#### [GIVEN PROBLEM]
Reproduce all entries precisely, down to the last character.

#### [DATA TO USE]
————————

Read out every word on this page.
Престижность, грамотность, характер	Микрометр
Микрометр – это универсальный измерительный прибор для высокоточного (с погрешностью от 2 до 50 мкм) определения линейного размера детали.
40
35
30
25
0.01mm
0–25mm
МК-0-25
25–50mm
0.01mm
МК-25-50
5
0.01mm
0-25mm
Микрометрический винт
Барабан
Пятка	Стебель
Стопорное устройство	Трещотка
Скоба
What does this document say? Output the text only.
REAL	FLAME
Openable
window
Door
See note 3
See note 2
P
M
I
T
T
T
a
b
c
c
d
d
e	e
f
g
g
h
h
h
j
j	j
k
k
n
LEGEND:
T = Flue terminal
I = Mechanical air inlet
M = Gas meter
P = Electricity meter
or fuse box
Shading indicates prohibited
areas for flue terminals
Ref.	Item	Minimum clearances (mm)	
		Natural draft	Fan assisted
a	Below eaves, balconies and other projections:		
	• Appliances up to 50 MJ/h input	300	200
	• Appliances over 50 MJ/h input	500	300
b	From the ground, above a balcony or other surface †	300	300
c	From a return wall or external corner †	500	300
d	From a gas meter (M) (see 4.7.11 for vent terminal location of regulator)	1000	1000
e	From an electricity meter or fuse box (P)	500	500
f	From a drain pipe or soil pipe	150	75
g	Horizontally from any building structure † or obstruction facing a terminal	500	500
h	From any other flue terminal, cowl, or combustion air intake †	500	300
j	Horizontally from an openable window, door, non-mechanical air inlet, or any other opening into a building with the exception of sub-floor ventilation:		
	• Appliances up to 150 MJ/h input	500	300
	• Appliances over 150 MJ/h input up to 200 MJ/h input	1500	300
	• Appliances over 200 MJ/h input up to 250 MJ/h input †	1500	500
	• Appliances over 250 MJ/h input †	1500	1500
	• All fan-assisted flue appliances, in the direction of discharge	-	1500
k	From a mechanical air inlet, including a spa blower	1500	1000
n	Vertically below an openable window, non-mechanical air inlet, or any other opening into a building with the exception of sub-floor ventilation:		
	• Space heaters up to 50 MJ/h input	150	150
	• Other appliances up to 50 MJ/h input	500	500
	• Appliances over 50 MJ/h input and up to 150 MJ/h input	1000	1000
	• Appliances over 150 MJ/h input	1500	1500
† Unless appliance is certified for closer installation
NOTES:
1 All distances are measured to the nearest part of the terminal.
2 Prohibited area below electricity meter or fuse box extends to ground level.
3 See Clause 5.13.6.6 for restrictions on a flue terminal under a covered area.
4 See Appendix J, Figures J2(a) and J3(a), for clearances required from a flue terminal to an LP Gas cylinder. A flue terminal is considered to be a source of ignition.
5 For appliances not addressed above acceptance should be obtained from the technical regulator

————————

#### [OUTPUT OF THE EXERCISE]
Read out every word on this page.
Престижность, грамотность, характер	Микрометр
Микрометр – это универсальный измерительный прибор для высокоточного (с погрешностью от 2 до 50 мкм) определения линейного размера детали.
40
35
30
25
0.01mm
0–25mm
МК-0-25
25–50mm
0.01mm
МК-25-50
5
0.01mm
0-25mm
Микрометрический винт
Барабан
Пятка	Стебель
Стопорное устройство	Трещотка
Скоба
What does this document say? Output the text only.
REAL	FLAME
Openable
window
Door
See note 3
See note 2
P
M
I
T
T
T
a
b
c
c
d
d
e	e
f
g
g
h
h
h
j
j	j
k
k
n
LEGEND:
T = Flue terminal
I = Mechanical air inlet
M = Gas meter
P = Electricity meter
or fuse box
Shading indicates prohibited
areas for flue terminals
Ref.	Item	Minimum clearances (mm)	
		Natural draft	Fan assisted
a	Below eaves, balconies and other projections:		
	• Appliances up to 50 MJ/h input	300	200
	• Appliances over 50 MJ/h input	500	300
b	From the ground, above a balcony or other surface †	300	300
c	From a return wall or external corner †	500	300
d	From a gas meter (M) (see 4.7.11 for vent terminal location of regulator)	1000	1000
e	From an electricity meter or fuse box (P)	500	500
f	From a drain pipe or soil pipe	150	75
g	Horizontally from any building structure † or obstruction facing a terminal	500	500
h	From any other flue terminal, cowl, or combustion air intake †	500	300
j	Horizontally from an openable window, door, non-mechanical air inlet, or any other opening into a building with the exception of sub-floor ventilation:		
	• Appliances up to 150 MJ/h input	500	300
	• Appliances over 150 MJ/h input up to 200 MJ/h input	1500	300
	• Appliances over 200 MJ/h input up to 250 MJ/h input †	1500	500
	• Appliances over 250 MJ/h input †	1500	1500
	• All fan-assisted flue appliances, in the direction of discharge	-	1500
k	From a mechanical air inlet, including a spa blower	1500	1000
n	Vertically below an openable window, non-mechanical air inlet, or any other opening into a building with the exception of sub-floor ventilation:		
	• Space heaters up to 50 MJ/h input	150	150
	• Other appliances up to 50 MJ/h input	500	500
	• Appliances over 50 MJ/h input and up to 150 MJ/h input	1000	1000
	• Appliances over 150 MJ/h input	1500	1500
† Unless appliance is certified for closer installation
NOTES:
1 All distances are measured to the nearest part of the terminal.
2 Prohibited area below electricity meter or fuse box extends to ground level.
3 See Clause 5.13.6.6 for restrictions on a flue terminal under a covered area.
4 See Appendix J, Figures J2(a) and J3(a), for clearances required from a flue terminal to an LP Gas cylinder. A flue terminal is considered to be a source of ignition.
5 For appliances not addressed above acceptance should be obtained from the technical regulator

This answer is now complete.